Data entries:
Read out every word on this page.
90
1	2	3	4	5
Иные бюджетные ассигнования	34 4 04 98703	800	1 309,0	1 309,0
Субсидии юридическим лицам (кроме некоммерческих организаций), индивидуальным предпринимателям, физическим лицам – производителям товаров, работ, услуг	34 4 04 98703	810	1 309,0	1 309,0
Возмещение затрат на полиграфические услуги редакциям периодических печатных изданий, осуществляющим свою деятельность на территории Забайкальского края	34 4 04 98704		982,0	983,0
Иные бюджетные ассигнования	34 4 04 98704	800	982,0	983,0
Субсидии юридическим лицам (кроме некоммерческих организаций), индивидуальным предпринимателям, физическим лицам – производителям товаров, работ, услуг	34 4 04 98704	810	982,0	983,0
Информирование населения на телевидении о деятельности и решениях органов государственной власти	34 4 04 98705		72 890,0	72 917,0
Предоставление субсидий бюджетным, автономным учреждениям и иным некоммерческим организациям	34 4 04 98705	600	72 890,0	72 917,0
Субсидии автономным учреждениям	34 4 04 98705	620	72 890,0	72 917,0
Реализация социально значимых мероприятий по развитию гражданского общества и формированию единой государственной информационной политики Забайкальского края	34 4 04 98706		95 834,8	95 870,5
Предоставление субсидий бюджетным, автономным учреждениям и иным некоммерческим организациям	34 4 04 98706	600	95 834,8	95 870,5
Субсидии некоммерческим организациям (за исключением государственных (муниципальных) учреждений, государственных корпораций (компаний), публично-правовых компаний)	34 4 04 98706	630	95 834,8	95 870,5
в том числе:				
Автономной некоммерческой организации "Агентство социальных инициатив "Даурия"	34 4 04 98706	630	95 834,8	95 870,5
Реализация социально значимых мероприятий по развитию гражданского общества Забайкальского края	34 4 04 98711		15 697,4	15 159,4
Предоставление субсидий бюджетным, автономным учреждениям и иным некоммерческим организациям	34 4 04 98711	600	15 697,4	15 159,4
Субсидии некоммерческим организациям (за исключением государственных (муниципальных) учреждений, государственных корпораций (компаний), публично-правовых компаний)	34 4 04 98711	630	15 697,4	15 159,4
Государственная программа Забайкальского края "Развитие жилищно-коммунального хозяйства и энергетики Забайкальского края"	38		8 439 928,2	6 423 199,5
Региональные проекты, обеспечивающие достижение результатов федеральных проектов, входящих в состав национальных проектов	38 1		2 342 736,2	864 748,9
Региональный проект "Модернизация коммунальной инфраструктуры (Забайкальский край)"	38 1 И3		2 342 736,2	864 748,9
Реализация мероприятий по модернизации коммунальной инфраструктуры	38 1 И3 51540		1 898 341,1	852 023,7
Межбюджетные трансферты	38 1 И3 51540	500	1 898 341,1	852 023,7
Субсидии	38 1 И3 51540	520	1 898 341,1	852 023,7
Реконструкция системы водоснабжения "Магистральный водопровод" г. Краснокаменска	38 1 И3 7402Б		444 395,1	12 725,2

* GIVEN TASK *
Pick out the lines above containing the word "Реализация", then copy them.

* TASK ANSWER *
Реализация социально значимых мероприятий по развитию гражданского общества и формированию единой государственной информационной политики Забайкальского края	34 4 04 98706		95 834,8	95 870,5
Реализация социально значимых мероприятий по развитию гражданского общества Забайкальского края	34 4 04 98711		15 697,4	15 159,4
Реализация мероприятий по модернизации коммунальной инфраструктуры	38 1 И3 51540		1 898 341,1	852 023,7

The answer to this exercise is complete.